Read the data and repeat all of it exactly.

-- start Input rows --

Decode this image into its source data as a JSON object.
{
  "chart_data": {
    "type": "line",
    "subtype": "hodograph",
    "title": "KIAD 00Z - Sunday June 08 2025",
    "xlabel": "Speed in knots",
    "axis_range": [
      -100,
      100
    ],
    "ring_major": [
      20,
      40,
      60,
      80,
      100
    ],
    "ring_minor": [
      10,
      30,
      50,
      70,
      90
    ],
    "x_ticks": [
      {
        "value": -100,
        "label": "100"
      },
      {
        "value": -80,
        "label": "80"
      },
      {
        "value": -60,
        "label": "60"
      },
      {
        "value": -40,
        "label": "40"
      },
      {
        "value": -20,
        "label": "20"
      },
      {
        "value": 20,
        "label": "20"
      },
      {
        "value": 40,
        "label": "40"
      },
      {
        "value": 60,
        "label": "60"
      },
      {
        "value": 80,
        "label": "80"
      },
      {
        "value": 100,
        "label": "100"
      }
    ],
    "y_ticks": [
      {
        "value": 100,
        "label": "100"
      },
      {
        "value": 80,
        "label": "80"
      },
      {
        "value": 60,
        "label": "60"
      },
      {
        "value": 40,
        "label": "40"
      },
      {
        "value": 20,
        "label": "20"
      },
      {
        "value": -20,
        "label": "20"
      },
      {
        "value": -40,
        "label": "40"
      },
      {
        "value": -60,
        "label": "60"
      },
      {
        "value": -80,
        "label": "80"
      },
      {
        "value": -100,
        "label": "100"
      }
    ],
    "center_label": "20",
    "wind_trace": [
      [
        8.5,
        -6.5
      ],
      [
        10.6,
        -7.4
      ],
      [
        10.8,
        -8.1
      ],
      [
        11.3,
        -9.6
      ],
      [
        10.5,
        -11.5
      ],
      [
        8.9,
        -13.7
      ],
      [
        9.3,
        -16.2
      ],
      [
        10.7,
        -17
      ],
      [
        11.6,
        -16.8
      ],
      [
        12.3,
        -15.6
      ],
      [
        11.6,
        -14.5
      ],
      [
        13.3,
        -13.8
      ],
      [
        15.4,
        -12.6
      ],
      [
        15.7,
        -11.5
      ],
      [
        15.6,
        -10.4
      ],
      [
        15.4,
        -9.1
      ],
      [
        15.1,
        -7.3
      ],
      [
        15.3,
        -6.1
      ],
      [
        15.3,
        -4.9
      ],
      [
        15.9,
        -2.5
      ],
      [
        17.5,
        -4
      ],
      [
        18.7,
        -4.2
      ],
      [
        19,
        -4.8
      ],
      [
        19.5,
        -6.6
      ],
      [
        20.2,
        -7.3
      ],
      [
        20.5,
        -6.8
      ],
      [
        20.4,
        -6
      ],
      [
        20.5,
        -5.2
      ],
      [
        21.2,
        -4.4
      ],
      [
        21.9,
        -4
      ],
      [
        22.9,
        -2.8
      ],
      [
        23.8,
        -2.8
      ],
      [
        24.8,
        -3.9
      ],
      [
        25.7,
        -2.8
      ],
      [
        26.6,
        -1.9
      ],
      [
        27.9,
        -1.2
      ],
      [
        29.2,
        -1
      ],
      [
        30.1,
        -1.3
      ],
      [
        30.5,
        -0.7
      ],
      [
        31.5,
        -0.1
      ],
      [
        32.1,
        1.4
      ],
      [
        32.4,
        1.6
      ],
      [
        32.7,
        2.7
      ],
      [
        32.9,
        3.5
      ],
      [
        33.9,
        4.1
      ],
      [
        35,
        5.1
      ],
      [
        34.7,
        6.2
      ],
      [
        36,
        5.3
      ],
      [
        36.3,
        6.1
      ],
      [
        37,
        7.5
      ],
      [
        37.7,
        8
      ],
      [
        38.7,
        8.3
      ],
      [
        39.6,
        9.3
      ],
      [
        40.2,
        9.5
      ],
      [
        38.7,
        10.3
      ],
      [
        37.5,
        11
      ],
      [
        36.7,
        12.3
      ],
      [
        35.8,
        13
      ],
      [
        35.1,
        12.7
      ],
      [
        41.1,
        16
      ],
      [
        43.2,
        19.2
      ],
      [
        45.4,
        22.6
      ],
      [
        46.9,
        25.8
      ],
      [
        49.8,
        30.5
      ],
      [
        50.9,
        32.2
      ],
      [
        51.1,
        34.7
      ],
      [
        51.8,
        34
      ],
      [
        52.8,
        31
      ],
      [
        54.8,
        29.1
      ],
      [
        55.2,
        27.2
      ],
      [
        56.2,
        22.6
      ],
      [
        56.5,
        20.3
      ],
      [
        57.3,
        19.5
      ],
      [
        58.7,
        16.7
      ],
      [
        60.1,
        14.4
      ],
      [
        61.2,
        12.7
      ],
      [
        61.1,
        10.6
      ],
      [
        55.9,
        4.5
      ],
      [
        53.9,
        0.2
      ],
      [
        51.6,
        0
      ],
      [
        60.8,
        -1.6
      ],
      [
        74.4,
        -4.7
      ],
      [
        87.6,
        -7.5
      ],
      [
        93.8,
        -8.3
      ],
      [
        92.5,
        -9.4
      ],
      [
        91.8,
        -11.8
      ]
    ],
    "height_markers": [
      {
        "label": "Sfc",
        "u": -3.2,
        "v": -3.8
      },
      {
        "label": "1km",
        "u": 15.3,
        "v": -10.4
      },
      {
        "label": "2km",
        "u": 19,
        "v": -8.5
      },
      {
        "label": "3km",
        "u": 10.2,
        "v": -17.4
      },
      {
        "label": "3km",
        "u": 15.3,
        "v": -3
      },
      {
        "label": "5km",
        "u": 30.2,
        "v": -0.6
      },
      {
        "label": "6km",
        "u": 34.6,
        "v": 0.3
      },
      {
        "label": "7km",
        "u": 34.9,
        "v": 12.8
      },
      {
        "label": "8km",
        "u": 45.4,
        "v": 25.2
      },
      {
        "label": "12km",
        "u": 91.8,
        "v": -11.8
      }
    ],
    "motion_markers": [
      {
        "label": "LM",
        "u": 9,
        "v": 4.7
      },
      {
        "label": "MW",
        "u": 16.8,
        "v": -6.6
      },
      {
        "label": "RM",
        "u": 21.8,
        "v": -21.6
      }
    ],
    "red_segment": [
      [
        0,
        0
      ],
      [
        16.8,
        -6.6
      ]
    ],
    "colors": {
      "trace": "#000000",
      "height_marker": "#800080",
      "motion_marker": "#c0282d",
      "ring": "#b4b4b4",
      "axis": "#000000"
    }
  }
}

-- end Input rows --

> [Task result]
Decode this image into its source data as a JSON object.
{
  "chart_data": {
    "type": "line",
    "subtype": "hodograph",
    "title": "KIAD 00Z - Sunday June 08 2025",
    "xlabel": "Speed in knots",
    "axis_range": [
      -100,
      100
    ],
    "ring_major": [
      20,
      40,
      60,
      80,
      100
    ],
    "ring_minor": [
      10,
      30,
      50,
      70,
      90
    ],
    "x_ticks": [
      {
        "value": -100,
        "label": "100"
      },
      {
        "value": -80,
        "label": "80"
      },
      {
        "value": -60,
        "label": "60"
      },
      {
        "value": -40,
        "label": "40"
      },
      {
        "value": -20,
        "label": "20"
      },
      {
        "value": 20,
        "label": "20"
      },
      {
        "value": 40,
        "label": "40"
      },
      {
        "value": 60,
        "label": "60"
      },
      {
        "value": 80,
        "label": "80"
      },
      {
        "value": 100,
        "label": "100"
      }
    ],
    "y_ticks": [
      {
        "value": 100,
        "label": "100"
      },
      {
        "value": 80,
        "label": "80"
      },
      {
        "value": 60,
        "label": "60"
      },
      {
        "value": 40,
        "label": "40"
      },
      {
        "value": 20,
        "label": "20"
      },
      {
        "value": -20,
        "label": "20"
      },
      {
        "value": -40,
        "label": "40"
      },
      {
        "value": -60,
        "label": "60"
      },
      {
        "value": -80,
        "label": "80"
      },
      {
        "value": -100,
        "label": "100"
      }
    ],
    "center_label": "20",
    "wind_trace": [
      [
        8.5,
        -6.5
      ],
      [
        10.6,
        -7.4
      ],
      [
        10.8,
        -8.1
      ],
      [
        11.3,
        -9.6
      ],
      [
        10.5,
        -11.5
      ],
      [
        8.9,
        -13.7
      ],
      [
        9.3,
        -16.2
      ],
      [
        10.7,
        -17
      ],
      [
        11.6,
        -16.8
      ],
      [
        12.3,
        -15.6
      ],
      [
        11.6,
        -14.5
      ],
      [
        13.3,
        -13.8
      ],
      [
        15.4,
        -12.6
      ],
      [
        15.7,
        -11.5
      ],
      [
        15.6,
        -10.4
      ],
      [
        15.4,
        -9.1
      ],
      [
        15.1,
        -7.3
      ],
      [
        15.3,
        -6.1
      ],
      [
        15.3,
        -4.9
      ],
      [
        15.9,
        -2.5
      ],
      [
        17.5,
        -4
      ],
      [
        18.7,
        -4.2
      ],
      [
        19,
        -4.8
      ],
      [
        19.5,
        -6.6
      ],
      [
        20.2,
        -7.3
      ],
      [
        20.5,
        -6.8
      ],
      [
        20.4,
        -6
      ],
      [
        20.5,
        -5.2
      ],
      [
        21.2,
        -4.4
      ],
      [
        21.9,
        -4
      ],
      [
        22.9,
        -2.8
      ],
      [
        23.8,
        -2.8
      ],
      [
        24.8,
        -3.9
      ],
      [
        25.7,
        -2.8
      ],
      [
        26.6,
        -1.9
      ],
      [
        27.9,
        -1.2
      ],
      [
        29.2,
        -1
      ],
      [
        30.1,
        -1.3
      ],
      [
        30.5,
        -0.7
      ],
      [
        31.5,
        -0.1
      ],
      [
        32.1,
        1.4
      ],
      [
        32.4,
        1.6
      ],
      [
        32.7,
        2.7
      ],
      [
        32.9,
        3.5
      ],
      [
        33.9,
        4.1
      ],
      [
        35,
        5.1
      ],
      [
        34.7,
        6.2
      ],
      [
        36,
        5.3
      ],
      [
        36.3,
        6.1
      ],
      [
        37,
        7.5
      ],
      [
        37.7,
        8
      ],
      [
        38.7,
        8.3
      ],
      [
        39.6,
        9.3
      ],
      [
        40.2,
        9.5
      ],
      [
        38.7,
        10.3
      ],
      [
        37.5,
        11
      ],
      [
        36.7,
        12.3
      ],
      [
        35.8,
        13
      ],
      [
        35.1,
        12.7
      ],
      [
        41.1,
        16
      ],
      [
        43.2,
        19.2
      ],
      [
        45.4,
        22.6
      ],
      [
        46.9,
        25.8
      ],
      [
        49.8,
        30.5
      ],
      [
        50.9,
        32.2
      ],
      [
        51.1,
        34.7
      ],
      [
        51.8,
        34
      ],
      [
        52.8,
        31
      ],
      [
        54.8,
        29.1
      ],
      [
        55.2,
        27.2
      ],
      [
        56.2,
        22.6
      ],
      [
        56.5,
        20.3
      ],
      [
        57.3,
        19.5
      ],
      [
        58.7,
        16.7
      ],
      [
        60.1,
        14.4
      ],
      [
        61.2,
        12.7
      ],
      [
        61.1,
        10.6
      ],
      [
        55.9,
        4.5
      ],
      [
        53.9,
        0.2
      ],
      [
        51.6,
        0
      ],
      [
        60.8,
        -1.6
      ],
      [
        74.4,
        -4.7
      ],
      [
        87.6,
        -7.5
      ],
      [
        93.8,
        -8.3
      ],
      [
        92.5,
        -9.4
      ],
      [
        91.8,
        -11.8
      ]
    ],
    "height_markers": [
      {
        "label": "Sfc",
        "u": -3.2,
        "v": -3.8
      },
      {
        "label": "1km",
        "u": 15.3,
        "v": -10.4
      },
      {
        "label": "2km",
        "u": 19,
        "v": -8.5
      },
      {
        "label": "3km",
        "u": 10.2,
        "v": -17.4
      },
      {
        "label": "3km",
        "u": 15.3,
        "v": -3
      },
      {
        "label": "5km",
        "u": 30.2,
        "v": -0.6
      },
      {
        "label": "6km",
        "u": 34.6,
        "v": 0.3
      },
      {
        "label": "7km",
        "u": 34.9,
        "v": 12.8
      },
      {
        "label": "8km",
        "u": 45.4,
        "v": 25.2
      },
      {
        "label": "12km",
        "u": 91.8,
        "v": -11.8
      }
    ],
    "motion_markers": [
      {
        "label": "LM",
        "u": 9,
        "v": 4.7
      },
      {
        "label": "MW",
        "u": 16.8,
        "v": -6.6
      },
      {
        "label": "RM",
        "u": 21.8,
        "v": -21.6
      }
    ],
    "red_segment": [
      [
        0,
        0
      ],
      [
        16.8,
        -6.6
      ]
    ],
    "colors": {
      "trace": "#000000",
      "height_marker": "#800080",
      "motion_marker": "#c0282d",
      "ring": "#b4b4b4",
      "axis": "#000000"
    }
  }
}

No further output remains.